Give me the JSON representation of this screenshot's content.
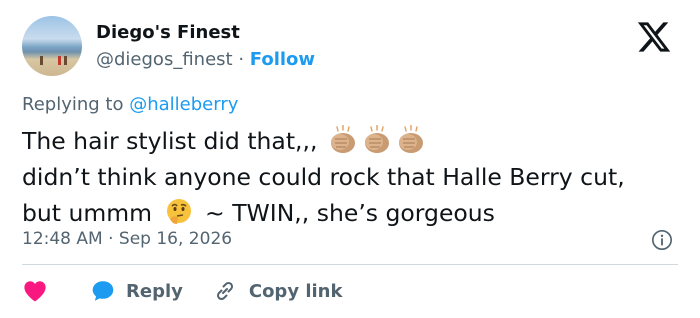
{
  "author": {
    "name": "Diego's Finest",
    "handle": "@diegos_finest",
    "separator": "·",
    "follow_label": "Follow"
  },
  "reply_to": {
    "prefix": "Replying to",
    "mention": "@halleberry"
  },
  "tweet": {
    "line1": "The hair stylist did that,,,",
    "line2": "didn’t think anyone could rock that Halle Berry cut,",
    "line3_a": "but ummm",
    "line3_b": "~ TWIN,, she’s gorgeous",
    "emoji_line1": [
      "clapping-hands",
      "clapping-hands",
      "clapping-hands"
    ],
    "emoji_line3": "thinking-face"
  },
  "meta": {
    "time": "12:48 AM",
    "separator": "·",
    "date": "Sep 16, 2026"
  },
  "actions": {
    "reply_label": "Reply",
    "copy_label": "Copy link"
  },
  "colors": {
    "link": "#1d9bf0",
    "secondary_text": "#536471",
    "heart": "#f91880",
    "divider": "#cfd9de"
  },
  "icons": [
    "x-logo-icon",
    "info-icon",
    "heart-icon",
    "reply-bubble-icon",
    "link-icon"
  ]
}
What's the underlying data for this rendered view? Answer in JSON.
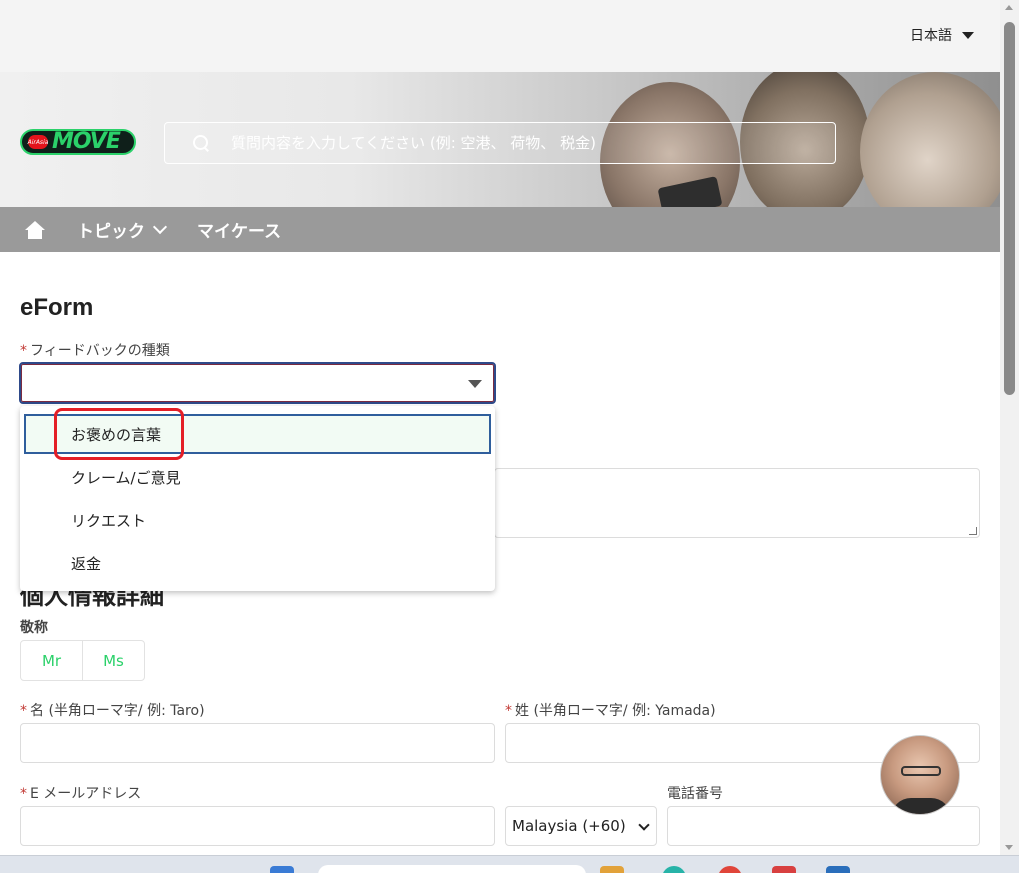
{
  "header": {
    "language": "日本語"
  },
  "search": {
    "placeholder": "質問内容を入力してください (例: 空港、 荷物、 税金)"
  },
  "nav": {
    "topics": "トピック",
    "my_cases": "マイケース"
  },
  "form": {
    "title": "eForm",
    "feedback_type_label": "フィードバックの種類",
    "feedback_options": [
      "お褒めの言葉",
      "クレーム/ご意見",
      "リクエスト",
      "返金"
    ],
    "selected_option_index": 0,
    "section_title": "個人情報詳細",
    "salutation_label": "敬称",
    "salutations": [
      "Mr",
      "Ms"
    ],
    "first_name_label": "名 (半角ローマ字/ 例: Taro)",
    "last_name_label": "姓 (半角ローマ字/ 例: Yamada)",
    "email_label": "E メールアドレス",
    "phone_label": "電話番号",
    "country_code": "Malaysia (+60)",
    "required_mark": "*"
  },
  "colors": {
    "accent": "#2bd16a",
    "required": "#c23934",
    "highlight": "#e41e26",
    "nav_bg": "#9a9a9a"
  }
}
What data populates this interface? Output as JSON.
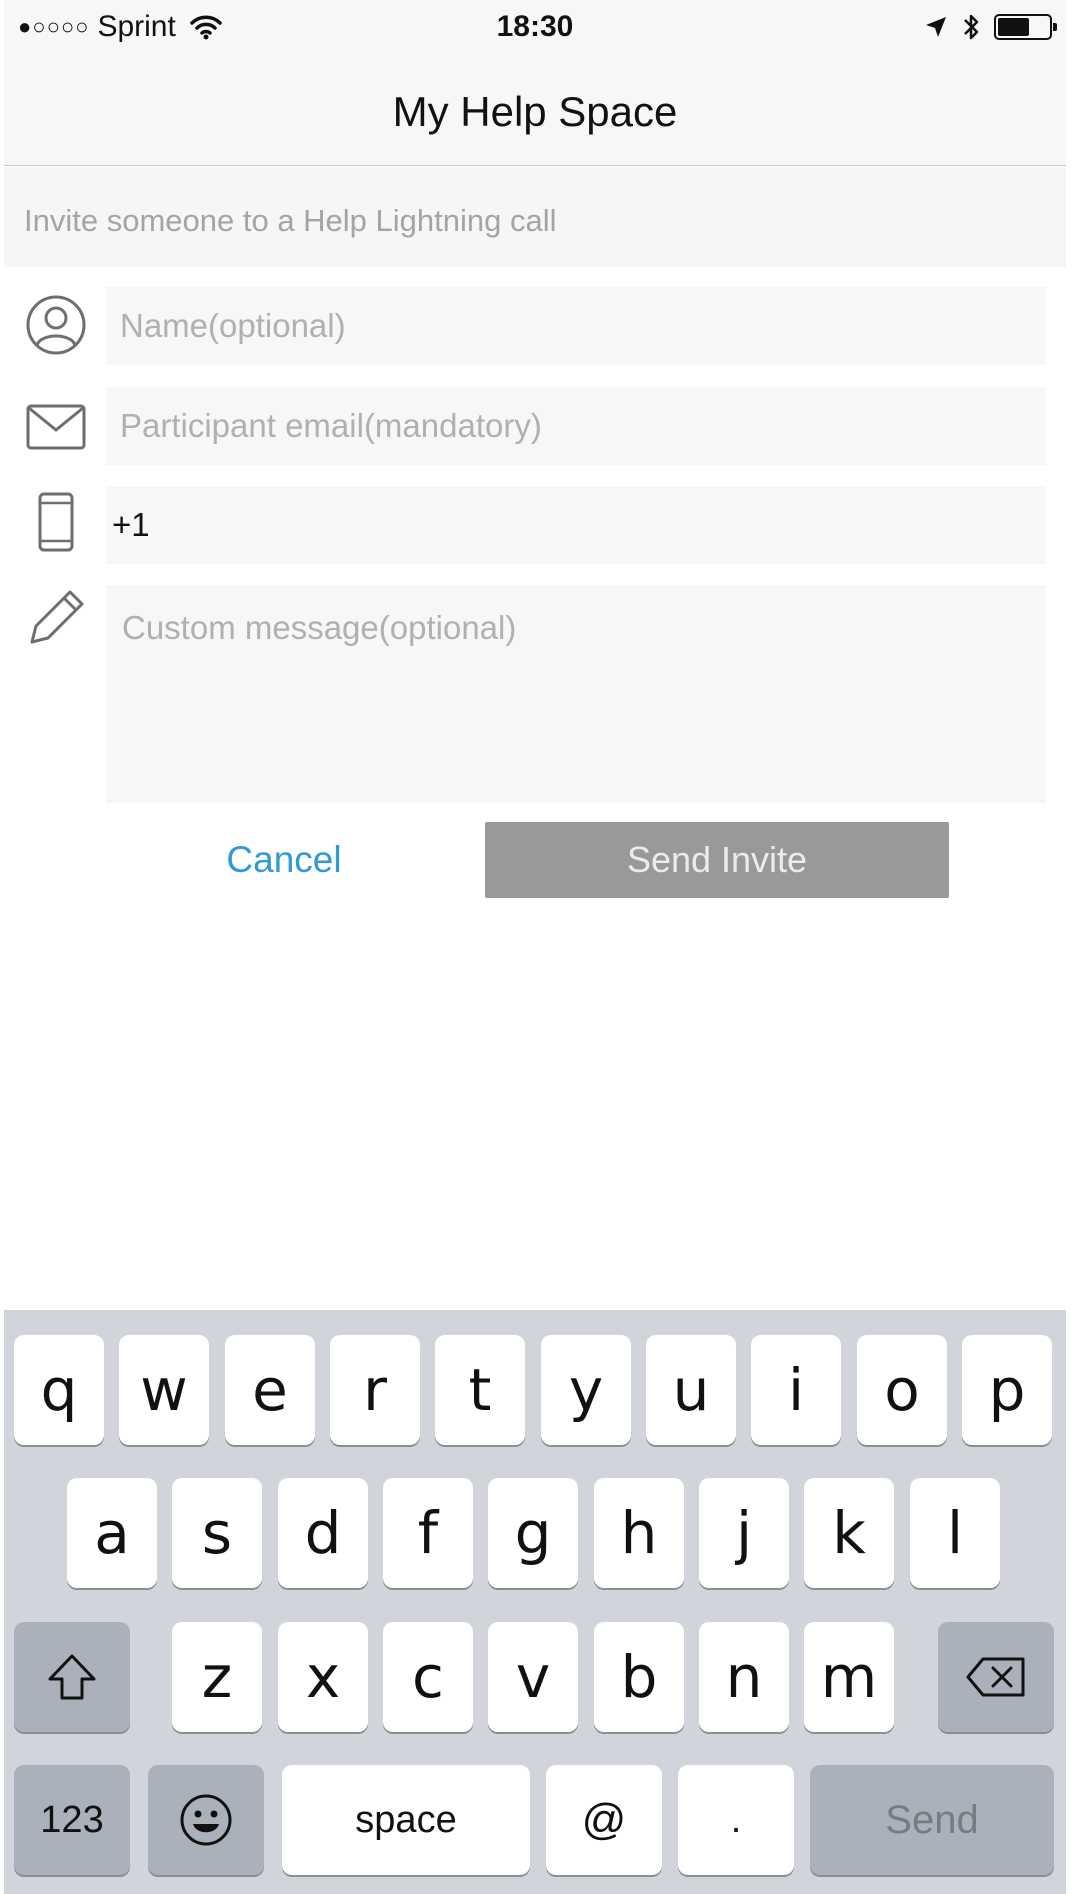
{
  "status_bar": {
    "signal": "●○○○○",
    "carrier": "Sprint",
    "time": "18:30"
  },
  "nav": {
    "title": "My Help Space"
  },
  "subtitle": "Invite someone to a Help Lightning call",
  "form": {
    "name_placeholder": "Name(optional)",
    "email_placeholder": "Participant email(mandatory)",
    "phone_value": "+1",
    "message_placeholder": "Custom message(optional)"
  },
  "actions": {
    "cancel": "Cancel",
    "send": "Send Invite"
  },
  "keyboard": {
    "row1": [
      "q",
      "w",
      "e",
      "r",
      "t",
      "y",
      "u",
      "i",
      "o",
      "p"
    ],
    "row2": [
      "a",
      "s",
      "d",
      "f",
      "g",
      "h",
      "j",
      "k",
      "l"
    ],
    "row3": [
      "z",
      "x",
      "c",
      "v",
      "b",
      "n",
      "m"
    ],
    "numbers": "123",
    "space": "space",
    "at": "@",
    "dot": ".",
    "send": "Send"
  },
  "colors": {
    "accent": "#2e9bd6",
    "disabled_button": "#999999",
    "keyboard_bg": "#d1d5db"
  }
}
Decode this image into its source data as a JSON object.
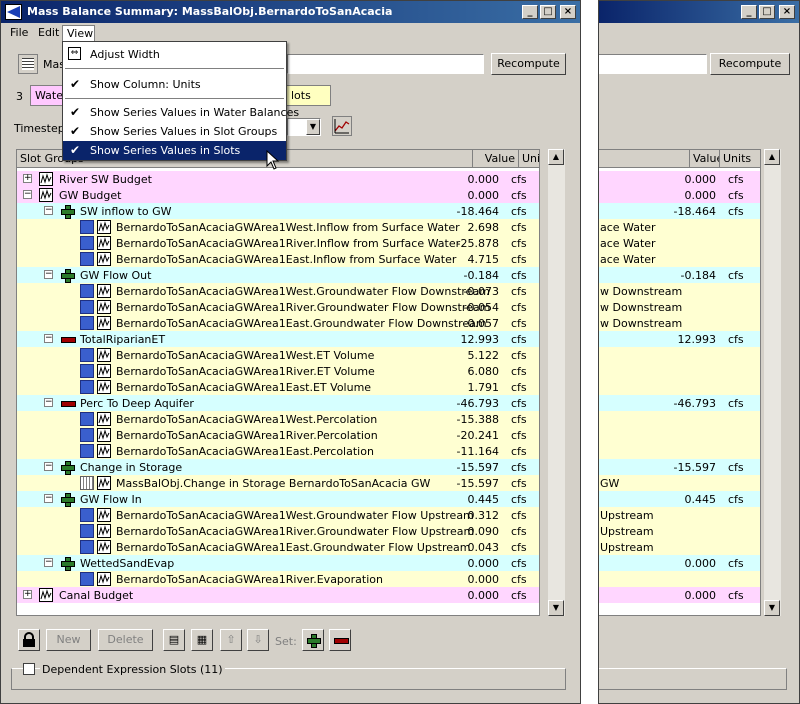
{
  "window": {
    "title": "Mass Balance Summary: MassBalObj.BernardoToSanAcacia",
    "minimize": "_",
    "maximize": "□",
    "close": "×"
  },
  "menu": {
    "file": "File",
    "edit": "Edit",
    "view": "View"
  },
  "view_menu": {
    "items": [
      {
        "label": "Adjust Width",
        "checked": false
      },
      {
        "label": "Show Column: Units",
        "checked": true
      },
      {
        "label": "Show Series Values in Water Balances",
        "checked": true
      },
      {
        "label": "Show Series Values in Slot Groups",
        "checked": true
      },
      {
        "label": "Show Series Values in Slots",
        "checked": true
      }
    ]
  },
  "toolbar": {
    "name_label_prefix": "Mas",
    "recompute": "Recompute",
    "count": "3",
    "tab_water": "Water",
    "tab_slots": "lots",
    "timestep_label": "Timestep:"
  },
  "table": {
    "col_slot_groups": "Slot Groups",
    "col_value": "Value",
    "col_units": "Units",
    "rows": [
      {
        "label": "River SW Budget",
        "value": "0.000",
        "units": "cfs"
      },
      {
        "label": "GW Budget",
        "value": "0.000",
        "units": "cfs"
      },
      {
        "label": "SW inflow to GW",
        "value": "-18.464",
        "units": "cfs"
      },
      {
        "label": "BernardoToSanAcaciaGWArea1West.Inflow from Surface Water",
        "value": "2.698",
        "units": "cfs"
      },
      {
        "label": "BernardoToSanAcaciaGWArea1River.Inflow from Surface Water",
        "value": "-25.878",
        "units": "cfs"
      },
      {
        "label": "BernardoToSanAcaciaGWArea1East.Inflow from Surface Water",
        "value": "4.715",
        "units": "cfs"
      },
      {
        "label": "GW Flow Out",
        "value": "-0.184",
        "units": "cfs"
      },
      {
        "label": "BernardoToSanAcaciaGWArea1West.Groundwater Flow Downstream",
        "value": "-0.073",
        "units": "cfs"
      },
      {
        "label": "BernardoToSanAcaciaGWArea1River.Groundwater Flow Downstream",
        "value": "-0.054",
        "units": "cfs"
      },
      {
        "label": "BernardoToSanAcaciaGWArea1East.Groundwater Flow Downstream",
        "value": "-0.057",
        "units": "cfs"
      },
      {
        "label": "TotalRiparianET",
        "value": "12.993",
        "units": "cfs"
      },
      {
        "label": "BernardoToSanAcaciaGWArea1West.ET Volume",
        "value": "5.122",
        "units": "cfs"
      },
      {
        "label": "BernardoToSanAcaciaGWArea1River.ET Volume",
        "value": "6.080",
        "units": "cfs"
      },
      {
        "label": "BernardoToSanAcaciaGWArea1East.ET Volume",
        "value": "1.791",
        "units": "cfs"
      },
      {
        "label": "Perc To Deep Aquifer",
        "value": "-46.793",
        "units": "cfs"
      },
      {
        "label": "BernardoToSanAcaciaGWArea1West.Percolation",
        "value": "-15.388",
        "units": "cfs"
      },
      {
        "label": "BernardoToSanAcaciaGWArea1River.Percolation",
        "value": "-20.241",
        "units": "cfs"
      },
      {
        "label": "BernardoToSanAcaciaGWArea1East.Percolation",
        "value": "-11.164",
        "units": "cfs"
      },
      {
        "label": "Change in Storage",
        "value": "-15.597",
        "units": "cfs"
      },
      {
        "label": "MassBalObj.Change in Storage BernardoToSanAcacia GW",
        "value": "-15.597",
        "units": "cfs"
      },
      {
        "label": "GW Flow In",
        "value": "0.445",
        "units": "cfs"
      },
      {
        "label": "BernardoToSanAcaciaGWArea1West.Groundwater Flow Upstream",
        "value": "0.312",
        "units": "cfs"
      },
      {
        "label": "BernardoToSanAcaciaGWArea1River.Groundwater Flow Upstream",
        "value": "0.090",
        "units": "cfs"
      },
      {
        "label": "BernardoToSanAcaciaGWArea1East.Groundwater Flow Upstream",
        "value": "0.043",
        "units": "cfs"
      },
      {
        "label": "WettedSandEvap",
        "value": "0.000",
        "units": "cfs"
      },
      {
        "label": "BernardoToSanAcaciaGWArea1River.Evaporation",
        "value": "0.000",
        "units": "cfs"
      },
      {
        "label": "Canal Budget",
        "value": "0.000",
        "units": "cfs"
      }
    ]
  },
  "bottom": {
    "new": "New",
    "delete": "Delete",
    "set_label": "Set:",
    "dependent": "Dependent Expression Slots (11)"
  },
  "back_window": {
    "recompute": "Recompute",
    "col_value": "Value",
    "col_units": "Units",
    "frag_sw_water": "ace Water",
    "frag_downstream": "w Downstream",
    "frag_gw": "GW",
    "frag_upstream": "Upstream"
  }
}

**Exercise prompt**
Scan the material above. Extract every line in which the word "Values" occurs.

**Reply**
        "label": "Show Series Values in Water Balances",
        "label": "Show Series Values in Slot Groups",
        "label": "Show Series Values in Slots",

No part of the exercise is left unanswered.